- [Task directions] Reproduce the whole listing, character for character.
── Source material ──
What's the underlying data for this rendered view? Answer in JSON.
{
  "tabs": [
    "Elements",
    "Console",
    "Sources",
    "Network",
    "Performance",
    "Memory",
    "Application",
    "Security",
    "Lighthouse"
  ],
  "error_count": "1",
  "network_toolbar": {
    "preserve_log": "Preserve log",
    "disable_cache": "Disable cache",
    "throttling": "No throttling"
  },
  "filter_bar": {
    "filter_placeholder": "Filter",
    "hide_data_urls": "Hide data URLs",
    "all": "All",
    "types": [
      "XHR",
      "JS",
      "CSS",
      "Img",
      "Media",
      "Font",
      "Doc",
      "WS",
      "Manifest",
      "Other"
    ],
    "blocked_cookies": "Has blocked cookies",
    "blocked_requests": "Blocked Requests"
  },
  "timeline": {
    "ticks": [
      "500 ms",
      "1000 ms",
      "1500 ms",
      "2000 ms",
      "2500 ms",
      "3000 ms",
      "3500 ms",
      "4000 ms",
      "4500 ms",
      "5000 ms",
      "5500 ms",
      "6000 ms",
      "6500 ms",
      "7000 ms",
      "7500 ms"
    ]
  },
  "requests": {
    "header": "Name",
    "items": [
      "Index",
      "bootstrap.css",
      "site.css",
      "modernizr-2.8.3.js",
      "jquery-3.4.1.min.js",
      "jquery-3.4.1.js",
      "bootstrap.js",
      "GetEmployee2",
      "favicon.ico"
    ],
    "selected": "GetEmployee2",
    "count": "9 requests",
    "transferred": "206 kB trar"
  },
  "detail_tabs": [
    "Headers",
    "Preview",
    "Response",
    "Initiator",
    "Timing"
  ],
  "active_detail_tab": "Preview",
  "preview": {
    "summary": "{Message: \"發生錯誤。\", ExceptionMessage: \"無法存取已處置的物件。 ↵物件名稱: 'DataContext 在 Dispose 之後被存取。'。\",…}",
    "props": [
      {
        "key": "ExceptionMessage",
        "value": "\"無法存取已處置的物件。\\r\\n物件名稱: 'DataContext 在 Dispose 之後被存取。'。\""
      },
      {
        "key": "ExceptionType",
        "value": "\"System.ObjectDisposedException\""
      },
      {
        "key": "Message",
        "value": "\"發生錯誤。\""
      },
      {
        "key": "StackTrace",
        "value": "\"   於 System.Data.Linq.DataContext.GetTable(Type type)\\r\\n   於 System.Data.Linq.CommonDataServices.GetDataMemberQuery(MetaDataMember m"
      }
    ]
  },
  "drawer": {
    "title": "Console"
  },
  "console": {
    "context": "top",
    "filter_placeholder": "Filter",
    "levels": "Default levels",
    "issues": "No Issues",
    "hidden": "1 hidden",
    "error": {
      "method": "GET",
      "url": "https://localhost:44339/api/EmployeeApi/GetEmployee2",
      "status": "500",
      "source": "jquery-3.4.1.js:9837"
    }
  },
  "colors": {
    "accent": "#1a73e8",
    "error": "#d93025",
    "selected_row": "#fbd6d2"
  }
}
───
- [Output for this task]
What's the underlying data for this rendered view? Answer in JSON.
{
  "tabs": [
    "Elements",
    "Console",
    "Sources",
    "Network",
    "Performance",
    "Memory",
    "Application",
    "Security",
    "Lighthouse"
  ],
  "error_count": "1",
  "network_toolbar": {
    "preserve_log": "Preserve log",
    "disable_cache": "Disable cache",
    "throttling": "No throttling"
  },
  "filter_bar": {
    "filter_placeholder": "Filter",
    "hide_data_urls": "Hide data URLs",
    "all": "All",
    "types": [
      "XHR",
      "JS",
      "CSS",
      "Img",
      "Media",
      "Font",
      "Doc",
      "WS",
      "Manifest",
      "Other"
    ],
    "blocked_cookies": "Has blocked cookies",
    "blocked_requests": "Blocked Requests"
  },
  "timeline": {
    "ticks": [
      "500 ms",
      "1000 ms",
      "1500 ms",
      "2000 ms",
      "2500 ms",
      "3000 ms",
      "3500 ms",
      "4000 ms",
      "4500 ms",
      "5000 ms",
      "5500 ms",
      "6000 ms",
      "6500 ms",
      "7000 ms",
      "7500 ms"
    ]
  },
  "requests": {
    "header": "Name",
    "items": [
      "Index",
      "bootstrap.css",
      "site.css",
      "modernizr-2.8.3.js",
      "jquery-3.4.1.min.js",
      "jquery-3.4.1.js",
      "bootstrap.js",
      "GetEmployee2",
      "favicon.ico"
    ],
    "selected": "GetEmployee2",
    "count": "9 requests",
    "transferred": "206 kB trar"
  },
  "detail_tabs": [
    "Headers",
    "Preview",
    "Response",
    "Initiator",
    "Timing"
  ],
  "active_detail_tab": "Preview",
  "preview": {
    "summary": "{Message: \"發生錯誤。\", ExceptionMessage: \"無法存取已處置的物件。 ↵物件名稱: 'DataContext 在 Dispose 之後被存取。'。\",…}",
    "props": [
      {
        "key": "ExceptionMessage",
        "value": "\"無法存取已處置的物件。\\r\\n物件名稱: 'DataContext 在 Dispose 之後被存取。'。\""
      },
      {
        "key": "ExceptionType",
        "value": "\"System.ObjectDisposedException\""
      },
      {
        "key": "Message",
        "value": "\"發生錯誤。\""
      },
      {
        "key": "StackTrace",
        "value": "\"   於 System.Data.Linq.DataContext.GetTable(Type type)\\r\\n   於 System.Data.Linq.CommonDataServices.GetDataMemberQuery(MetaDataMember m"
      }
    ]
  },
  "drawer": {
    "title": "Console"
  },
  "console": {
    "context": "top",
    "filter_placeholder": "Filter",
    "levels": "Default levels",
    "issues": "No Issues",
    "hidden": "1 hidden",
    "error": {
      "method": "GET",
      "url": "https://localhost:44339/api/EmployeeApi/GetEmployee2",
      "status": "500",
      "source": "jquery-3.4.1.js:9837"
    }
  },
  "colors": {
    "accent": "#1a73e8",
    "error": "#d93025",
    "selected_row": "#fbd6d2"
  }
}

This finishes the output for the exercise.